◆ TASK LIST ◆
A) Reproduce the part of the Eighth Circle Theorem text that opens with the words "Seven and the Eighth Circle Theorem - problem" and closes with "a separate page.".
B) List each green circle that the proof in the Eighth Circle Theorem text names, together with the pair of tangency points used to denote it.

◆ PASSAGE SHOWN ◆
Seven and the Eighth Circle Theorem

Problem

Three green circles touch each other externally, and a larger circle $\omega$ internally. Three additional (red) circles each touch externally two of the green neighbors and internally $\omega.$ Points $A_1,$ $A_2,$ $A_3,$ $A_4,$ $A_5,$ $A_6$ are the points of tangency as shown:

Seven and the Eighth Circle Theorem - problem

Prove that $A_1,$ $A_2,$ $A_3,$ $A_4,$ $A_5,$ $A_6$ are concyclic.

The proof below is based on the following

Lemma

Assume that inversion in circle $c$ maps circle $c_1$ onto circle $c_2.$ Then, for any point $X\in c,$ any inversion with center $X$ maps $c_1$ and $c_2$ into equal circles.

Seven and the Eighth Circle Theorem - lemma

The proof can be found on a separate page.

Proof of the statement

Denote the green circle $G_1,$ $G_2,$ $G_3,$ say $G_{1}=(A_{6}A_{1}),$ $G_{2}=(A_{2}A_{3}),$ $G_{3}=(A_{4}A_{5}).$ Circles $G_1,$ $G_2,$ are either equal or not. If they are not, find an inversion that maps one on top of the other (this would be an inversion in a circle centered at their center of similitude and passing through their point of tangency) and, following the lemma, another one that maps them into equal circles. The whole configuration will be inverted into an essentially same configuration but with two green circles $G_1,$ $G_2$ equal.

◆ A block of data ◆
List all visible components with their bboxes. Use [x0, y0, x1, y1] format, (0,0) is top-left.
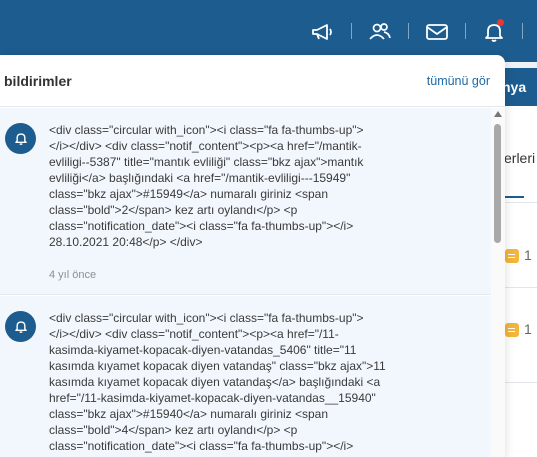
comment-badge-icon: [505, 249, 519, 263]
megaphone-icon[interactable]: [307, 17, 337, 47]
toolbar-divider: [351, 23, 352, 39]
scroll-up-arrow-icon[interactable]: [494, 111, 502, 117]
notification-text: <div class="circular with_icon"><i class…: [49, 123, 364, 249]
notification-time: 4 yıl önce: [49, 269, 97, 281]
notifications-dropdown: bildirimler tümünü gör <div class="circu…: [0, 55, 505, 457]
users-icon[interactable]: [365, 17, 395, 47]
background-section-label: erleri: [504, 150, 536, 166]
background-section-underline: [504, 196, 524, 198]
notifications-header: bildirimler tümünü gör: [0, 55, 505, 107]
notifications-title: bildirimler: [4, 73, 72, 89]
top-navbar: [0, 0, 537, 62]
notification-item[interactable]: <div class="circular with_icon"><i class…: [0, 296, 491, 457]
scrollbar-thumb[interactable]: [494, 124, 501, 243]
bell-icon: [14, 321, 27, 333]
toolbar-divider: [408, 23, 409, 39]
comment-count: 1: [524, 247, 532, 263]
envelope-icon[interactable]: [422, 17, 452, 47]
scrollbar[interactable]: [491, 108, 505, 457]
bell-icon[interactable]: [479, 17, 509, 47]
bell-icon: [14, 133, 27, 145]
toolbar-divider: [522, 23, 523, 39]
new-notification-dot: [497, 19, 504, 26]
notification-text: <div class="circular with_icon"><i class…: [49, 311, 386, 453]
notification-avatar: [5, 123, 36, 154]
notification-item[interactable]: <div class="circular with_icon"><i class…: [0, 108, 491, 295]
comment-count: 1: [524, 321, 532, 337]
toolbar-divider: [465, 23, 466, 39]
notification-avatar: [5, 311, 36, 342]
see-all-link[interactable]: tümünü gör: [427, 74, 490, 88]
comment-badge-icon: [505, 323, 519, 337]
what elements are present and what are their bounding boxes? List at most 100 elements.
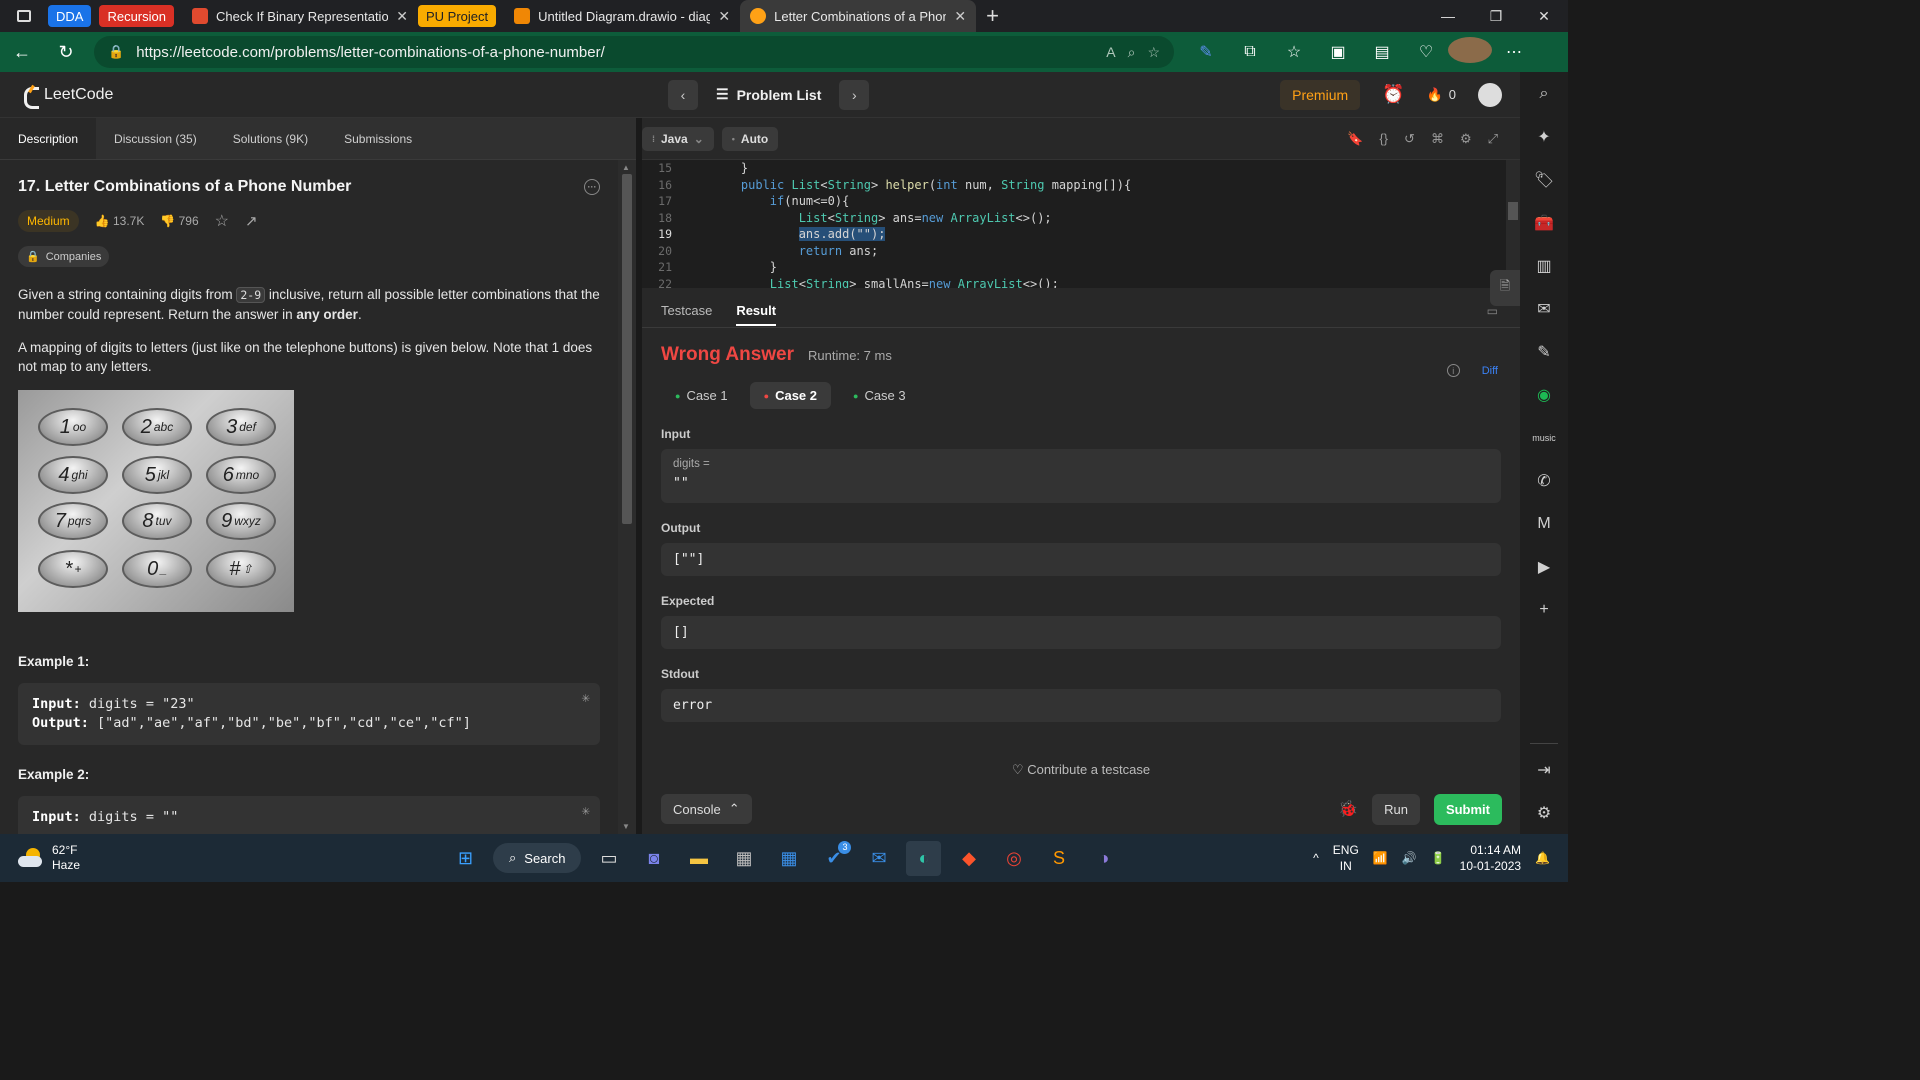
user-avatar[interactable] bbox=[1478, 82, 1502, 107]
gmail-icon[interactable]: M bbox=[1520, 502, 1568, 545]
spotify-icon[interactable]: ◉ bbox=[1520, 373, 1568, 416]
dislike-button[interactable]: 👎 796 bbox=[160, 214, 198, 228]
code-line[interactable]: 16 public List<String> helper(int num, S… bbox=[642, 177, 1520, 194]
calculator-icon[interactable]: ▦ bbox=[726, 841, 761, 876]
bookmark-icon[interactable]: 🔖 bbox=[1347, 131, 1363, 147]
wifi-icon[interactable]: 📶 bbox=[1373, 851, 1388, 865]
clock[interactable]: 01:14 AM 10-01-2023 bbox=[1460, 842, 1521, 874]
browser-tab-drawio[interactable]: Untitled Diagram.drawio - diagra ✕ bbox=[504, 0, 740, 32]
code-editor[interactable]: 15 } 16 public List<String> helper(int nu… bbox=[642, 160, 1520, 288]
shortcuts-icon[interactable]: ⌘ bbox=[1431, 131, 1444, 147]
hide-sidebar-icon[interactable]: ⇥ bbox=[1520, 748, 1568, 791]
read-aloud-icon[interactable]: A bbox=[1106, 44, 1115, 60]
tab-group-dda[interactable]: DDA bbox=[48, 5, 92, 27]
browser-essentials-icon[interactable]: ♡ bbox=[1404, 42, 1448, 62]
tab-testcase[interactable]: Testcase bbox=[661, 303, 712, 318]
language-select[interactable]: ⁞ Java ⌄ bbox=[642, 126, 714, 151]
problem-list-button[interactable]: ☰ Problem List bbox=[706, 86, 831, 103]
extensions-icon[interactable]: ⧉ bbox=[1228, 43, 1272, 61]
restore-icon[interactable]: ❐ bbox=[1472, 0, 1520, 32]
todo-icon[interactable]: ✔ 3 bbox=[816, 840, 852, 876]
favorites-icon[interactable]: ☆ bbox=[1272, 42, 1316, 62]
autocomplete-mode-button[interactable]: • Auto bbox=[721, 126, 779, 151]
outlook-icon[interactable]: ✉ bbox=[1520, 287, 1568, 330]
companies-tag[interactable]: 🔒 Companies bbox=[18, 246, 110, 267]
browser-tab-leetcode[interactable]: Letter Combinations of a Phone ✕ bbox=[740, 0, 977, 32]
minimize-icon[interactable]: — bbox=[1424, 0, 1472, 32]
reload-icon[interactable]: ↻ bbox=[44, 32, 88, 72]
file-explorer-icon[interactable]: ▬ bbox=[681, 841, 716, 876]
editor-settings-icon[interactable]: ⚙ bbox=[1460, 131, 1472, 147]
battery-icon[interactable]: 🔋 bbox=[1431, 851, 1446, 865]
prev-problem-button[interactable]: ‹ bbox=[668, 79, 698, 110]
tab-description[interactable]: Description bbox=[0, 118, 97, 159]
sublime-icon[interactable]: S bbox=[1041, 841, 1076, 876]
scroll-down-icon[interactable]: ▼ bbox=[622, 822, 630, 831]
code-line[interactable]: 21 } bbox=[642, 259, 1520, 276]
code-line[interactable]: 19 ans.add(""); bbox=[642, 226, 1520, 243]
share-icon[interactable]: ↗ bbox=[245, 212, 258, 230]
file-icon[interactable]: 🗎 bbox=[1490, 270, 1520, 306]
info-icon[interactable]: i bbox=[1446, 364, 1460, 377]
eclipse-icon[interactable]: ◑ bbox=[1086, 841, 1121, 876]
scroll-up-icon[interactable]: ▲ bbox=[622, 163, 630, 172]
windows-start-icon[interactable]: ⊞ bbox=[448, 841, 483, 876]
teams-chat-icon[interactable]: ◙ bbox=[636, 841, 671, 876]
console-button[interactable]: Console ⌃ bbox=[661, 794, 752, 824]
reset-code-icon[interactable]: ↺ bbox=[1404, 131, 1415, 147]
description-scrollbar[interactable]: ▲ ▼ bbox=[618, 160, 636, 834]
chevron-up-icon[interactable]: ^ bbox=[1313, 851, 1319, 865]
browser-tab-binary[interactable]: Check If Binary Representation o ✕ bbox=[182, 0, 418, 32]
contribute-testcase-link[interactable]: ♡ Contribute a testcase bbox=[661, 762, 1501, 778]
star-icon[interactable]: ☆ bbox=[215, 211, 229, 231]
code-line[interactable]: 17 if(num<=0){ bbox=[642, 193, 1520, 210]
code-line[interactable]: 15 } bbox=[642, 160, 1520, 177]
tab-submissions[interactable]: Submissions bbox=[326, 118, 430, 159]
drop-icon[interactable]: ✎ bbox=[1520, 330, 1568, 373]
calendar-icon[interactable]: ▦ bbox=[771, 841, 806, 876]
more-options-icon[interactable]: ··· bbox=[584, 179, 600, 195]
case-3-tab[interactable]: ● Case 3 bbox=[839, 382, 920, 409]
sidebar-settings-icon[interactable]: ⚙ bbox=[1520, 791, 1568, 834]
alarm-clock-icon[interactable]: ⏰ bbox=[1382, 84, 1404, 105]
pen-extension-icon[interactable]: ✎ bbox=[1184, 42, 1228, 62]
youtube-icon[interactable]: ▶ bbox=[1520, 545, 1568, 588]
case-2-tab[interactable]: ● Case 2 bbox=[749, 382, 831, 409]
brave-icon[interactable]: ◆ bbox=[951, 841, 986, 876]
tab-result[interactable]: Result bbox=[736, 303, 777, 326]
sidebar-search-icon[interactable]: ⌕ bbox=[1520, 72, 1568, 115]
debugger-icon[interactable]: 🐞 bbox=[1338, 799, 1358, 819]
shopping-tag-icon[interactable]: 🏷 bbox=[1520, 158, 1568, 201]
collections-icon[interactable]: ▣ bbox=[1316, 42, 1360, 62]
add-sidebar-app-icon[interactable]: + bbox=[1520, 588, 1568, 631]
premium-button[interactable]: Premium bbox=[1280, 79, 1361, 110]
copy-icon[interactable]: ✳ bbox=[582, 689, 590, 708]
code-line[interactable]: 22 List<String> smallAns=new ArrayList<>… bbox=[642, 276, 1520, 288]
whatsapp-icon[interactable]: ✆ bbox=[1520, 459, 1568, 502]
code-line[interactable]: 20 return ans; bbox=[642, 243, 1520, 260]
next-problem-button[interactable]: › bbox=[839, 79, 870, 110]
url-bar[interactable]: 🔒 https://leetcode.com/problems/letter-c… bbox=[94, 36, 1174, 68]
office-icon[interactable]: ▥ bbox=[1520, 244, 1568, 287]
weather-widget[interactable]: 62°F Haze bbox=[18, 843, 80, 873]
leetcode-logo[interactable]: LeetCode bbox=[22, 85, 113, 109]
code-line[interactable]: 18 List<String> ans=new ArrayList<>(); bbox=[642, 210, 1520, 227]
submit-button[interactable]: Submit bbox=[1433, 793, 1502, 825]
fullscreen-icon[interactable]: ⤢ bbox=[1488, 131, 1498, 147]
close-tab-icon[interactable]: ✕ bbox=[954, 8, 966, 25]
profile-avatar[interactable] bbox=[1448, 36, 1492, 68]
edge-icon[interactable]: ◐ bbox=[906, 840, 942, 876]
like-button[interactable]: 👍 13.7K bbox=[95, 214, 145, 228]
zoom-icon[interactable]: ⌕ bbox=[1128, 44, 1136, 61]
tab-discussion[interactable]: Discussion (35) bbox=[96, 118, 215, 159]
streak-counter[interactable]: 🔥 0 bbox=[1427, 87, 1456, 103]
math-solver-icon[interactable]: ▤ bbox=[1360, 42, 1404, 62]
tab-group-pu-project[interactable]: PU Project bbox=[417, 5, 497, 27]
input-language[interactable]: ENG IN bbox=[1333, 842, 1359, 874]
close-tab-icon[interactable]: ✕ bbox=[718, 8, 730, 25]
run-button[interactable]: Run bbox=[1372, 793, 1420, 825]
new-tab-icon[interactable]: + bbox=[976, 3, 1009, 29]
back-icon[interactable]: ← bbox=[0, 32, 44, 72]
diff-toggle[interactable]: Diff bbox=[1482, 365, 1498, 377]
url-text[interactable]: https://leetcode.com/problems/letter-com… bbox=[136, 44, 1094, 61]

◆ ANSWERS GIVEN ◆
A)
Seven and the Eighth Circle Theorem - problem

Prove that $A_1,$ $A_2,$ $A_3,$ $A_4,$ $A_5,$ $A_6$ are concyclic.

The proof below is based on the following

Lemma

Assume that inversion in circle $c$ maps circle $c_1$ onto circle $c_2.$ Then, for any point $X\in c,$ any inversion with center $X$ maps $c_1$ and $c_2$ into equal circles.

Seven and the Eighth Circle Theorem - lemma

The proof can be found on a separate page.

B)
G₁ = (A₆A₁)
G₂ = (A₂A₃)
G₃ = (A₄A₅)